## PROBLEM STATEMENT
Reproduce the material below word for word, from its beginning through the line that contains "Y-axis label: Depth", with both ends included.

## TASK DATA

----

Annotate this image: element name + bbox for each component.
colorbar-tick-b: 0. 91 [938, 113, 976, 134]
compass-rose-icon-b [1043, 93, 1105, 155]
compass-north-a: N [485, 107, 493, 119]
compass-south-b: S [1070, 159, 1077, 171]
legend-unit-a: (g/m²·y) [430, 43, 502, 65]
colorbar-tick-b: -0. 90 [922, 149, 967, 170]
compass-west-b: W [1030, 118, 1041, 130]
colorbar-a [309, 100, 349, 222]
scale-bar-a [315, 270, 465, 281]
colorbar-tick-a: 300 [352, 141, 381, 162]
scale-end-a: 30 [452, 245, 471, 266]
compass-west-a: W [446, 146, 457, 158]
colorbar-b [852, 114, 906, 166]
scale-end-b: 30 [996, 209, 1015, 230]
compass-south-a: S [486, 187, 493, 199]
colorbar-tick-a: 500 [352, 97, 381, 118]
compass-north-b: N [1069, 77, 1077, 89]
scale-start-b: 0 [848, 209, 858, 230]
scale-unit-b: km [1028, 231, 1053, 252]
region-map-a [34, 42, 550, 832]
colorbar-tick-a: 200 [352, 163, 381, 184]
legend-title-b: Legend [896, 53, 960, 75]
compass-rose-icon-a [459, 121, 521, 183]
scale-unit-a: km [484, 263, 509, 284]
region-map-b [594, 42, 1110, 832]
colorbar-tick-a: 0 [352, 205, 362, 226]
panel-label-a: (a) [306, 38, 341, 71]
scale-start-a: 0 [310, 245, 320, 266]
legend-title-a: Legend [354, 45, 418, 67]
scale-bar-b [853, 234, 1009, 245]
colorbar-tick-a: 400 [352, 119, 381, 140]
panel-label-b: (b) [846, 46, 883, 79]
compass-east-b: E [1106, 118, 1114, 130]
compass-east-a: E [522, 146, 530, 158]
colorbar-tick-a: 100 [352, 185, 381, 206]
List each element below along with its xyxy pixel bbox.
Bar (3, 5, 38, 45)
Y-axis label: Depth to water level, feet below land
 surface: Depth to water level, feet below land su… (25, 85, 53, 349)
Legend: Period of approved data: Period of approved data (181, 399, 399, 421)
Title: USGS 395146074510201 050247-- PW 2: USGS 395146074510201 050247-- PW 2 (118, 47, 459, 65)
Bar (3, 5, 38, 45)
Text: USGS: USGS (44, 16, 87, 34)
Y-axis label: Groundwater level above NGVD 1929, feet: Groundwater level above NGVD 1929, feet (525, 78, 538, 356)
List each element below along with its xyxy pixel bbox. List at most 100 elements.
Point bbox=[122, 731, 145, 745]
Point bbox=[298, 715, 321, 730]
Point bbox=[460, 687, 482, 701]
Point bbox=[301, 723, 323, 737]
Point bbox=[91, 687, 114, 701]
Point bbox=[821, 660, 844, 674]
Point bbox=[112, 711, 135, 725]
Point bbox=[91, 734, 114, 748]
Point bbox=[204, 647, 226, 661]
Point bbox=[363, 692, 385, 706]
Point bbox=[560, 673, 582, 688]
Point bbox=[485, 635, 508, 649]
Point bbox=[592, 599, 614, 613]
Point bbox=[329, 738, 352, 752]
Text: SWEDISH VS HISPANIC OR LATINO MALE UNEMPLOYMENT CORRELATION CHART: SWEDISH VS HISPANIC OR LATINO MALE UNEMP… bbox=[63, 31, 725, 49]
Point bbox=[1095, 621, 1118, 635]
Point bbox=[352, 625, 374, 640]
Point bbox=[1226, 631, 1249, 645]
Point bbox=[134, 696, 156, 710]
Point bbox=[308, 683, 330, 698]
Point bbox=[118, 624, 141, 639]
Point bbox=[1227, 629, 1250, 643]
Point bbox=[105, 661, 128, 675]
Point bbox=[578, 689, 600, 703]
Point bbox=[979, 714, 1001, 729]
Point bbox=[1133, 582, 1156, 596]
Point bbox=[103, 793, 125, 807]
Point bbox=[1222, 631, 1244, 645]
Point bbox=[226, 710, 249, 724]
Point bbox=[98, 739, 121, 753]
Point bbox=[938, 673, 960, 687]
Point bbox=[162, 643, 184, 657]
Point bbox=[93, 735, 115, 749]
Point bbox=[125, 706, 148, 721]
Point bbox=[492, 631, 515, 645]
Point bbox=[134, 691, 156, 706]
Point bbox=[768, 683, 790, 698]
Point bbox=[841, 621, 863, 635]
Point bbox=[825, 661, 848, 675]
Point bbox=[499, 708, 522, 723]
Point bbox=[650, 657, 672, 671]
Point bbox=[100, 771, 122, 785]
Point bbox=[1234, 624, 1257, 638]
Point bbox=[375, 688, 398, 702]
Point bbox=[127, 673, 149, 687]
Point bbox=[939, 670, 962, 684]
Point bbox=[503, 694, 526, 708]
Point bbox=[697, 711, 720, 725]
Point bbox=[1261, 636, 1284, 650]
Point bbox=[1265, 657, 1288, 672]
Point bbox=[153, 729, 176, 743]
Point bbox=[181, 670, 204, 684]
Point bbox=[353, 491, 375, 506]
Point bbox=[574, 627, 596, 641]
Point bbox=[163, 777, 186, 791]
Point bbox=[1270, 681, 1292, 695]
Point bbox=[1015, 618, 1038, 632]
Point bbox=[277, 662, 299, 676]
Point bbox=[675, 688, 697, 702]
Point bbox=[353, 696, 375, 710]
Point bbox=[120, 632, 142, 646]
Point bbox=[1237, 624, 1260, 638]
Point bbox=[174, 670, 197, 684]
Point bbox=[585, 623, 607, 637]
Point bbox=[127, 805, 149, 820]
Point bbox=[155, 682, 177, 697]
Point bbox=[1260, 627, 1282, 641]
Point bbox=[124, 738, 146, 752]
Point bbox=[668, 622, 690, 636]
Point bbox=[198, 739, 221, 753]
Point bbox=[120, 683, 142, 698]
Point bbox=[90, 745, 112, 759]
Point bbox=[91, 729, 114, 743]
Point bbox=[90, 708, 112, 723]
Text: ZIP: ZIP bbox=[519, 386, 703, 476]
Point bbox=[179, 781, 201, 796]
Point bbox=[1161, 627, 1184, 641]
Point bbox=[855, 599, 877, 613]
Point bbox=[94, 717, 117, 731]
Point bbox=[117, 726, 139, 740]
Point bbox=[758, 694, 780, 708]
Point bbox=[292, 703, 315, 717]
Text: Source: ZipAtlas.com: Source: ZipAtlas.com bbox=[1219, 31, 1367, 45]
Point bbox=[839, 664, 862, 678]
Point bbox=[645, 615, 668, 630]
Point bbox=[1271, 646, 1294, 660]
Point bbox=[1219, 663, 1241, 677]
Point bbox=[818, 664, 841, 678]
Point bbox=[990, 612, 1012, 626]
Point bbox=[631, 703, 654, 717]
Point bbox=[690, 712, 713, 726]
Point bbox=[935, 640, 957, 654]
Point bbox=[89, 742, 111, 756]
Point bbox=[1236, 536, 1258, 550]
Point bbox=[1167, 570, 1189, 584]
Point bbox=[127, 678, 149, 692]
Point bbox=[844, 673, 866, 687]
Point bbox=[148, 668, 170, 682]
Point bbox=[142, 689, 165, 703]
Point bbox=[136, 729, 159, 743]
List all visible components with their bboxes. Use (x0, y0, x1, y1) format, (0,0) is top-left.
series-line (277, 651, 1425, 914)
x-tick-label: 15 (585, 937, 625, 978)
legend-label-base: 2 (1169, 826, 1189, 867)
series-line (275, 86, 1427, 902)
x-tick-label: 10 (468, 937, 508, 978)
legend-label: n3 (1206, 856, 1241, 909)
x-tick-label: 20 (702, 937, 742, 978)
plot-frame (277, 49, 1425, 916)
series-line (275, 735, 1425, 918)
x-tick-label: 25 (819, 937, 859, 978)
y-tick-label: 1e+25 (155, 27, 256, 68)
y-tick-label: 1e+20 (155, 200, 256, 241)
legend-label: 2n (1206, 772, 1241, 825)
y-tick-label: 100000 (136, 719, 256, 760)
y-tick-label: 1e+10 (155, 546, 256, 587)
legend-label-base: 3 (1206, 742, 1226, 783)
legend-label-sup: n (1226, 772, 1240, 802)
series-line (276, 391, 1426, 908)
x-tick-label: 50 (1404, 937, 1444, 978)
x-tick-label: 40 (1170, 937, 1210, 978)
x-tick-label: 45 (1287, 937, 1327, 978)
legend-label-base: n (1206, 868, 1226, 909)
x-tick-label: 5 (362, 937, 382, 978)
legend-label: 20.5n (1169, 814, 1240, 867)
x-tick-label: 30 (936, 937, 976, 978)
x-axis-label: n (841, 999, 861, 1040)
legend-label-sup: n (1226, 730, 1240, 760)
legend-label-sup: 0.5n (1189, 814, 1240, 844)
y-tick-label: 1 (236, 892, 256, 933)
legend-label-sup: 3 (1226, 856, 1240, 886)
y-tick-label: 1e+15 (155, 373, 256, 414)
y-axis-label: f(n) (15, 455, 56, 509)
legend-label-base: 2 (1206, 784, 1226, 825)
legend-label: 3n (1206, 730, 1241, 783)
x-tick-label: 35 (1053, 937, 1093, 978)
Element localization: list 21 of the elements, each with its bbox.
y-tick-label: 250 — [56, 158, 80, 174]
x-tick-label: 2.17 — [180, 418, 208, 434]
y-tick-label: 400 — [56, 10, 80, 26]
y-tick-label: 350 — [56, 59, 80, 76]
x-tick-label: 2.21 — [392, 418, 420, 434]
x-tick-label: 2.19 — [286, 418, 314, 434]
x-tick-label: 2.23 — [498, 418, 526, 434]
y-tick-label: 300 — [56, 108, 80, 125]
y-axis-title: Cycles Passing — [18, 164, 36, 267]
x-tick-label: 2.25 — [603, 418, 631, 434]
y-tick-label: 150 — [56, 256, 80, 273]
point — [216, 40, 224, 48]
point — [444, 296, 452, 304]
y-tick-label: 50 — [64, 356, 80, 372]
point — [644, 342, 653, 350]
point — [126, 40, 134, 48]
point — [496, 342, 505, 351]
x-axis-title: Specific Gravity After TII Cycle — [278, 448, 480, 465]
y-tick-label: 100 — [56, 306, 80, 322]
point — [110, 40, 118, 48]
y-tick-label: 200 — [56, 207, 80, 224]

----

## REPLY
Annotate this image: element name + bbox for each component.
colorbar-tick-b: 0. 91 [938, 113, 976, 134]
compass-rose-icon-b [1043, 93, 1105, 155]
compass-north-a: N [485, 107, 493, 119]
compass-south-b: S [1070, 159, 1077, 171]
legend-unit-a: (g/m²·y) [430, 43, 502, 65]
colorbar-tick-b: -0. 90 [922, 149, 967, 170]
compass-west-b: W [1030, 118, 1041, 130]
colorbar-a [309, 100, 349, 222]
scale-bar-a [315, 270, 465, 281]
colorbar-tick-a: 300 [352, 141, 381, 162]
scale-end-a: 30 [452, 245, 471, 266]
compass-west-a: W [446, 146, 457, 158]
colorbar-b [852, 114, 906, 166]
scale-end-b: 30 [996, 209, 1015, 230]
compass-south-a: S [486, 187, 493, 199]
colorbar-tick-a: 500 [352, 97, 381, 118]
compass-north-b: N [1069, 77, 1077, 89]
scale-start-b: 0 [848, 209, 858, 230]
scale-unit-b: km [1028, 231, 1053, 252]
region-map-a [34, 42, 550, 832]
colorbar-tick-a: 200 [352, 163, 381, 184]
legend-title-b: Legend [896, 53, 960, 75]
compass-rose-icon-a [459, 121, 521, 183]
scale-unit-a: km [484, 263, 509, 284]
region-map-b [594, 42, 1110, 832]
colorbar-tick-a: 0 [352, 205, 362, 226]
panel-label-a: (a) [306, 38, 341, 71]
scale-start-a: 0 [310, 245, 320, 266]
legend-title-a: Legend [354, 45, 418, 67]
scale-bar-b [853, 234, 1009, 245]
colorbar-tick-a: 400 [352, 119, 381, 140]
panel-label-b: (b) [846, 46, 883, 79]
compass-east-b: E [1106, 118, 1114, 130]
compass-east-a: E [522, 146, 530, 158]
colorbar-tick-a: 100 [352, 185, 381, 206]
List each element below along with its xyxy pixel bbox.
Bar (3, 5, 38, 45)
Y-axis label: Depth to water level, feet below land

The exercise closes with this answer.